• [DOCUMENT EXTRACT]:
┌────────
After The Swinging Cheerleaders, Hill made Switchblade Sisters, then seemed to retire. His wife wanted to immerse herself entirely in the study of meditation, and Jack wanted to write. Neither passion was well suited by a side career making quick grindhouse movies with Roger Corman. From 1975 until 1982, Hill wrote a couple screenplays but basically played it cool. Then, in 1982, for whatever reason, he came back to work one last time with Roger Corman, showing Jim Wynorski the ropes as Hill directed and co-wrote Sorceress. His years in the wilderness did little to diminish his desire to handle all his movies with professionalism, which is probably why Sorceress is a whole lot better than most other sword and sorcery films, and why its script, if a bit daft, is otherwise logically put together. Well, logically by the standards of the sword and sorcery genre. And as long as you don’t think about things like, “what the hell was Traigon’s cult doing while he was dead” or “so now that they killed Traigon, who was running a peaceful kingdom other than hunting down the twins, who’s in charge?”

It’s probably not the swan song a director would dream of, but as far as exploitation film swan songs go, Hill could have done a lot worse. Much of what’s wrong with the movie happened once it was turned over to Roger Corman. Although famously able to turn a profit on any old crap for much of his career, Corman was taking a beating in the early 1980s. Production of Sorceress had been a string of calamities that saw location shooting scheduled for Portugal, Italy, and The Philippines (with Cirio Santiago) before they ended up in Mexico. It took forever for the deal to get finalized, and once it was, the shooting schedule was cut short when Dino De Laurentiis showed up with his crew for Dune and seized the backlot. When Sorceress went into post-production, Corman was simply too tired and too broke to deliver on any of the special effects that the movie needed, and in fact, didn’t even bother to finish some of the most basic work. In several spots, dialogue and sound effects were never looped in. Animation was left out where people were supposed to be shooting beams and whatnot. Shots that were composed for matte paintings never got their mattes, meaning you could see equipment and the tops of sets. Jacki Hill was so exasperated by the experience that he took his name off as director and screenwriter, and he hasn’t directed since.

All that said, I still think the movie is fun despite the shoddy construction. Even when defeated by every setback imaginable, Hill never once throws int he towel or treats the film like the sinking ship that had everyone else lounging around and not giving a crap. Released in 1982, Sorceress was a pretty early entry into the sword and sorcery boom. Most of the movies that came after Conan the Barbarian didn’t attempt to mimic that movie’s profound sense of seriousness. They were more than happy to follow the lead of The Sword and the Sorcerer, which saw no need to handle the material with any sense of gravity.
└────────
• [COLLECTED MATERIAL]:
┌────────
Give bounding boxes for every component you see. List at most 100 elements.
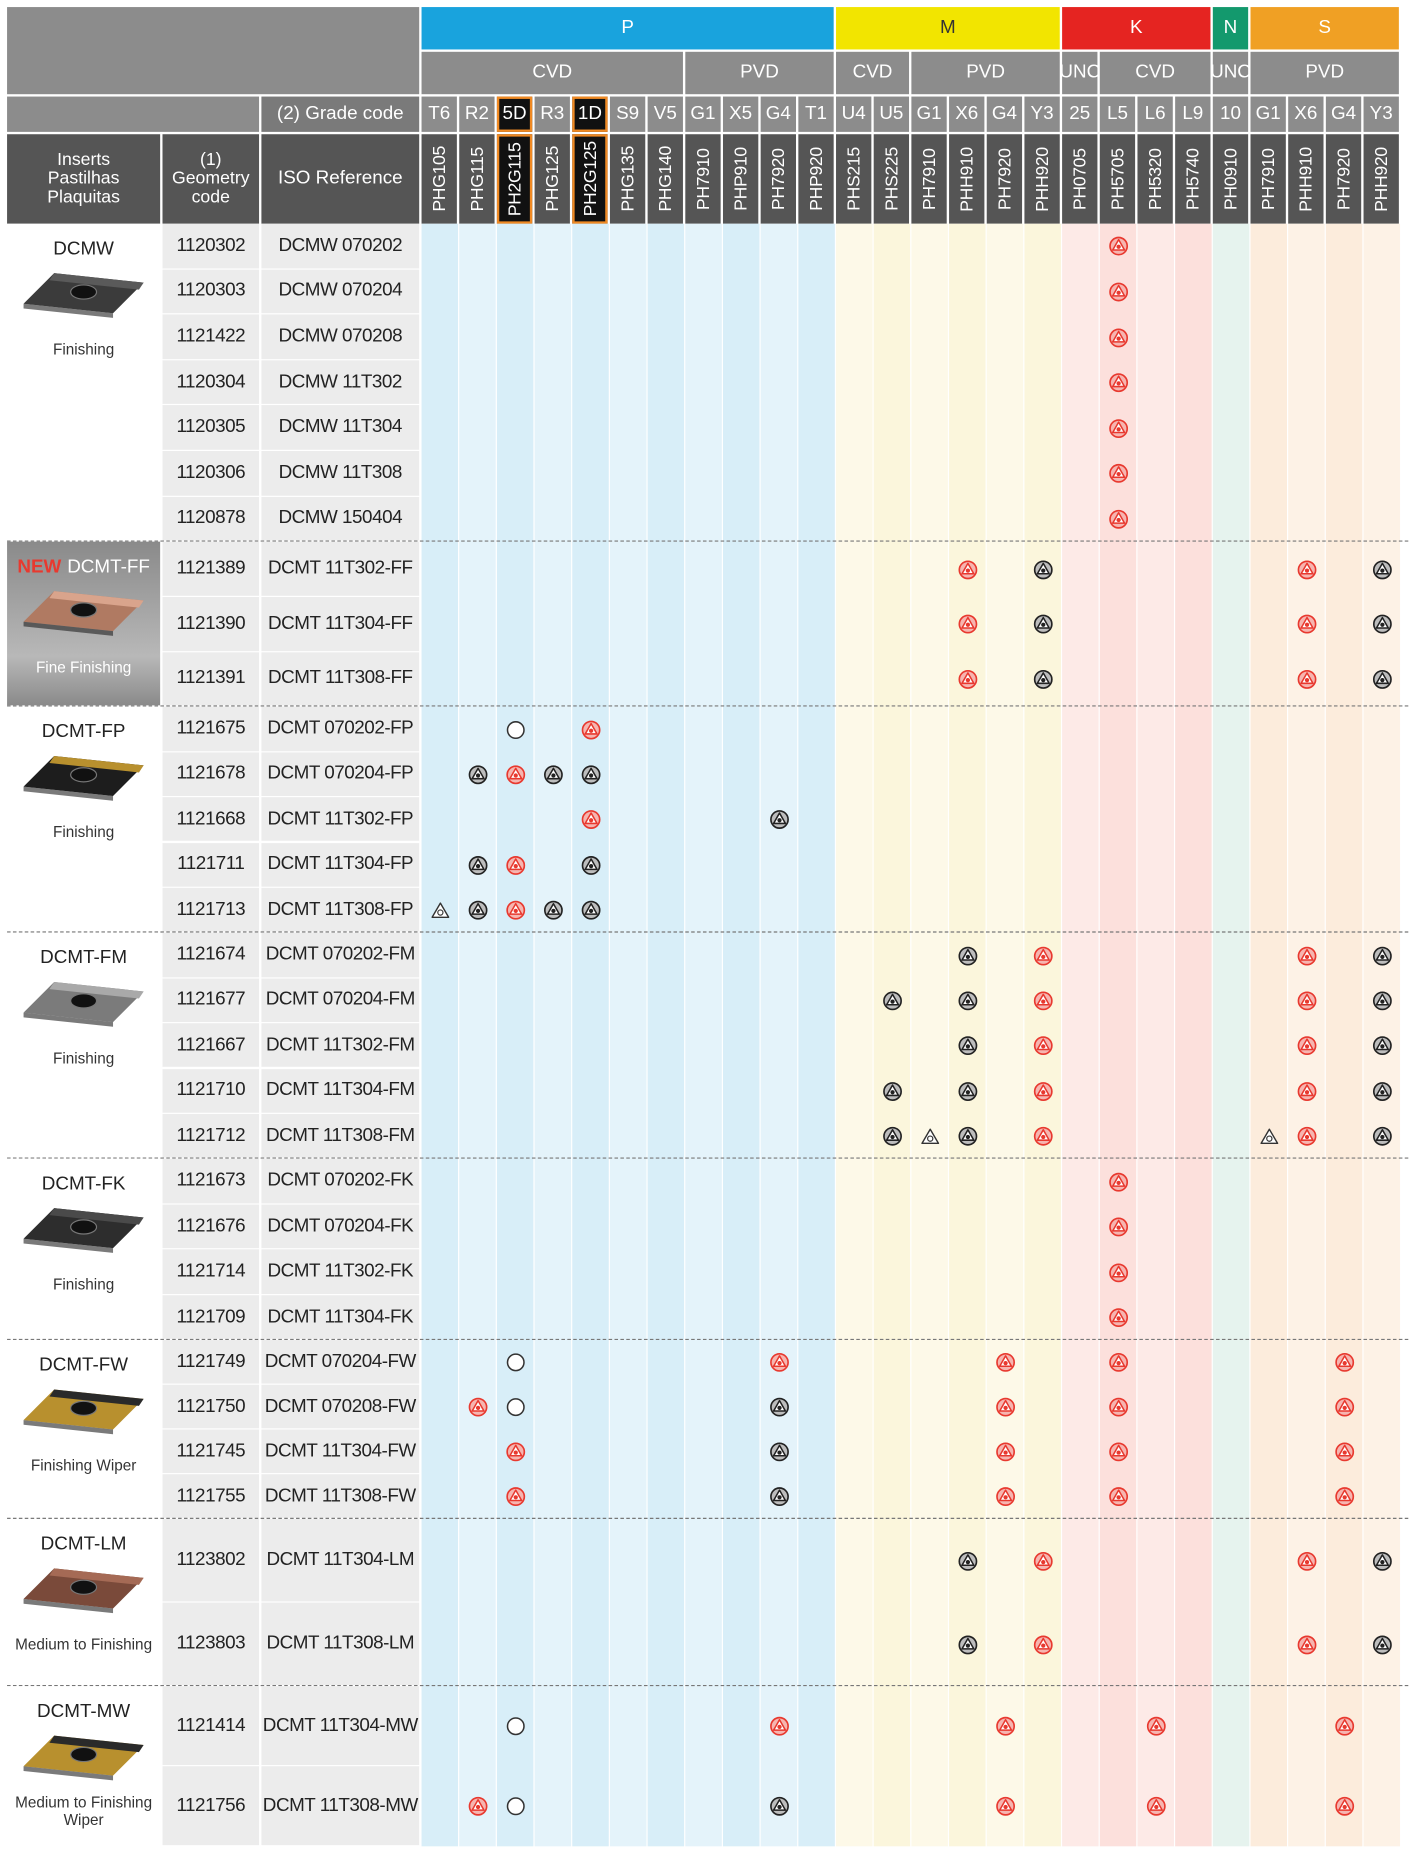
└────────
• [AIM]:
Repeat word for word the part of the Sorceress review above that begins at the words "All that said, I" and stops after "sense of gravity.".

• [FINAL RESULT]:
All that said, I still think the movie is fun despite the shoddy construction. Even when defeated by every setback imaginable, Hill never once throws int he towel or treats the film like the sinking ship that had everyone else lounging around and not giving a crap. Released in 1982, Sorceress was a pretty early entry into the sword and sorcery boom. Most of the movies that came after Conan the Barbarian didn’t attempt to mimic that movie’s profound sense of seriousness. They were more than happy to follow the lead of The Sword and the Sorcerer, which saw no need to handle the material with any sense of gravity.